== Task to complete ==
Look through the data that follows and copy each line with the string "Cisplatin".

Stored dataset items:
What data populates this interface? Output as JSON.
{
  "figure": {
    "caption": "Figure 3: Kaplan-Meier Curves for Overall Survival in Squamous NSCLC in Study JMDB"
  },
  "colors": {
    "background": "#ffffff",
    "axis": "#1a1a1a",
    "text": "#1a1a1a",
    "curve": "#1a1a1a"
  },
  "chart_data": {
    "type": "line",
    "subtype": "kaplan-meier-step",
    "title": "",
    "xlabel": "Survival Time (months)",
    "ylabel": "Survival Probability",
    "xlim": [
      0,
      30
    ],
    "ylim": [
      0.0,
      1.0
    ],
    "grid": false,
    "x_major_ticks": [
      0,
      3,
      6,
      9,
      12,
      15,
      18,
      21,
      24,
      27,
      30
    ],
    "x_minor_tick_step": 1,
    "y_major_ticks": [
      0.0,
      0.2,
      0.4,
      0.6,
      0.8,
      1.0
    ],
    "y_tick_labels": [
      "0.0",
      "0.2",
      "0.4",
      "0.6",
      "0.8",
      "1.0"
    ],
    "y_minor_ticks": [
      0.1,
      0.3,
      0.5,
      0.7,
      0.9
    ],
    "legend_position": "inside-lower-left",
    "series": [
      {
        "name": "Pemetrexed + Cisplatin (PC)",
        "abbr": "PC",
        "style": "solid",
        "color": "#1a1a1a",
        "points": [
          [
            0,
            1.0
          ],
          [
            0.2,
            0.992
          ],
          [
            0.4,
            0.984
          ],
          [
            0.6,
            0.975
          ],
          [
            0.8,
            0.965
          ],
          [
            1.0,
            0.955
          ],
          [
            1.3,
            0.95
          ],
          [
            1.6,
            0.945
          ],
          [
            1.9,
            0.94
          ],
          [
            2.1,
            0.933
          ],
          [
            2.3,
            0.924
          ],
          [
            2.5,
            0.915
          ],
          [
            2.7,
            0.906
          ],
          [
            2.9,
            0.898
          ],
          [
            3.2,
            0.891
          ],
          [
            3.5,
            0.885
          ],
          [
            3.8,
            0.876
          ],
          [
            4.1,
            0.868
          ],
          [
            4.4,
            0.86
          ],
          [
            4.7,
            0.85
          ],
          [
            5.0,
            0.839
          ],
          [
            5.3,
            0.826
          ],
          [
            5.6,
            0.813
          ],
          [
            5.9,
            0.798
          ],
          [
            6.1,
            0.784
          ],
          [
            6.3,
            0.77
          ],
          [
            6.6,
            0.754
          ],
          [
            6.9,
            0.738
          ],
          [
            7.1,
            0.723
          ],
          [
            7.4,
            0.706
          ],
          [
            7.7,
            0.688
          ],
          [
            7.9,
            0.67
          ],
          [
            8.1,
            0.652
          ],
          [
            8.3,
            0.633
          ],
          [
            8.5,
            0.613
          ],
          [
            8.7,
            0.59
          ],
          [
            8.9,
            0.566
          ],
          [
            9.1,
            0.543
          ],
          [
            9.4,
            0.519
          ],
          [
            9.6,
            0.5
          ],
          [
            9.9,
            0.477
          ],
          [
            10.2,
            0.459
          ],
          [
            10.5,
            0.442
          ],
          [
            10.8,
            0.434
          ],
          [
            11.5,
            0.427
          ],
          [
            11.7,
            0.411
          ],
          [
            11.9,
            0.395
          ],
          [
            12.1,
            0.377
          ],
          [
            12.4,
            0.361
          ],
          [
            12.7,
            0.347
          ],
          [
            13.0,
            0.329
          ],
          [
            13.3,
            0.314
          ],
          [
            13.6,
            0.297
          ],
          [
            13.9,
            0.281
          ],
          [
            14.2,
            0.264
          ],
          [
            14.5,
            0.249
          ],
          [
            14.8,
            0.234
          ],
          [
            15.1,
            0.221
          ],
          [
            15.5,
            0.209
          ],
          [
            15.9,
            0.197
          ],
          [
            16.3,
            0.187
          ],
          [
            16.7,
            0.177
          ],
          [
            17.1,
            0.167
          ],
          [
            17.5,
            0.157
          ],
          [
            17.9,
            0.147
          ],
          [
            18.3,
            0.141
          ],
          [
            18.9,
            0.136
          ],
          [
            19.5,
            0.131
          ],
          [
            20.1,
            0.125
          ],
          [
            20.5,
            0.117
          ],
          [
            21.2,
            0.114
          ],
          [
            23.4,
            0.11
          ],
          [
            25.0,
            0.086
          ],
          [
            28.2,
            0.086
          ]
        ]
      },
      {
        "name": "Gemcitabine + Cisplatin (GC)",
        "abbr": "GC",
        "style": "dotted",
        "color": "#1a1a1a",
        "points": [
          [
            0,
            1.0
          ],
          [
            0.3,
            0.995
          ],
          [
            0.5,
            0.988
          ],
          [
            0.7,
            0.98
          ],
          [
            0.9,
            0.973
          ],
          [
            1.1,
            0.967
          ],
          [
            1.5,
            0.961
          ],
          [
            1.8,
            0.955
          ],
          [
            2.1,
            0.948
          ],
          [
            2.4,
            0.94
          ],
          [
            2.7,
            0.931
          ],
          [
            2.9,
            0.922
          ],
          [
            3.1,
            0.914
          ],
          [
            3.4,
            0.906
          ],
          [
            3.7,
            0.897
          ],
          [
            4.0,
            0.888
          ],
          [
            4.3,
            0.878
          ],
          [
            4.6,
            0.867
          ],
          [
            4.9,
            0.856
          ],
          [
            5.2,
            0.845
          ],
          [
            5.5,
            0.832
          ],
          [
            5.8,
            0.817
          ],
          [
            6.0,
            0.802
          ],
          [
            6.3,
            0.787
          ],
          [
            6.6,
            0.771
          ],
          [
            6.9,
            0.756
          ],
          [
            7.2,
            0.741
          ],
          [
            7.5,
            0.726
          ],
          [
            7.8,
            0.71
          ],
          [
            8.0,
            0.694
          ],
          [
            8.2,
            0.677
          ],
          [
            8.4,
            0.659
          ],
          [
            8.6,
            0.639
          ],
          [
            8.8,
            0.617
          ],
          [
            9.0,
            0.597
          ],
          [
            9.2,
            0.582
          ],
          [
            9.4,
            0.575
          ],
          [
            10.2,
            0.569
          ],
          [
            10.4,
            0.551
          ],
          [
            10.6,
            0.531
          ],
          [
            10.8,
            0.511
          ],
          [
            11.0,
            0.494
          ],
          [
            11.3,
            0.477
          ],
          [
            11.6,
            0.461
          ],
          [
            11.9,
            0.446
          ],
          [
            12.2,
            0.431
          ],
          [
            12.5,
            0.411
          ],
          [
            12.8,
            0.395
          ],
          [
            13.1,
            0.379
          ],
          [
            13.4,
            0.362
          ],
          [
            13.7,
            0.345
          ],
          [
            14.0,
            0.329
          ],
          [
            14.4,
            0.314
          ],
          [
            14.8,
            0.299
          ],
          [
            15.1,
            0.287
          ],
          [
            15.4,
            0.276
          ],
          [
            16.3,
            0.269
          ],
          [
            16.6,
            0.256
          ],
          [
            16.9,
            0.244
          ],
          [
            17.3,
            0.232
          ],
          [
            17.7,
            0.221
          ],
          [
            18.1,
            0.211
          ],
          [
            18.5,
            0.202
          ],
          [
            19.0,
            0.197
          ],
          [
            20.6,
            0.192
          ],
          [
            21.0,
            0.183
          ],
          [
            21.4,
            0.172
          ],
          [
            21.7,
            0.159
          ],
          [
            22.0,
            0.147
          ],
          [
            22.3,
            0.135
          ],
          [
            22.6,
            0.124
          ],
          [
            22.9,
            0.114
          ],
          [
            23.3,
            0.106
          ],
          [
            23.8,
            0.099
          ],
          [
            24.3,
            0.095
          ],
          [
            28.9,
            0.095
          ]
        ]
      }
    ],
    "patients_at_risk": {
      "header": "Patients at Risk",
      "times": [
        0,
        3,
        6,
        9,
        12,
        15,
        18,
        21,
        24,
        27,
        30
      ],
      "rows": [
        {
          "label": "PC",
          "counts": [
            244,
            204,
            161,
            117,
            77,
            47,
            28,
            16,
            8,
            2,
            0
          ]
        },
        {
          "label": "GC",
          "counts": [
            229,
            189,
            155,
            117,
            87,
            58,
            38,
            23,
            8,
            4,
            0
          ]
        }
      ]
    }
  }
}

== Response area ==
        "name": "Pemetrexed + Cisplatin (PC)",
        "name": "Gemcitabine + Cisplatin (GC)",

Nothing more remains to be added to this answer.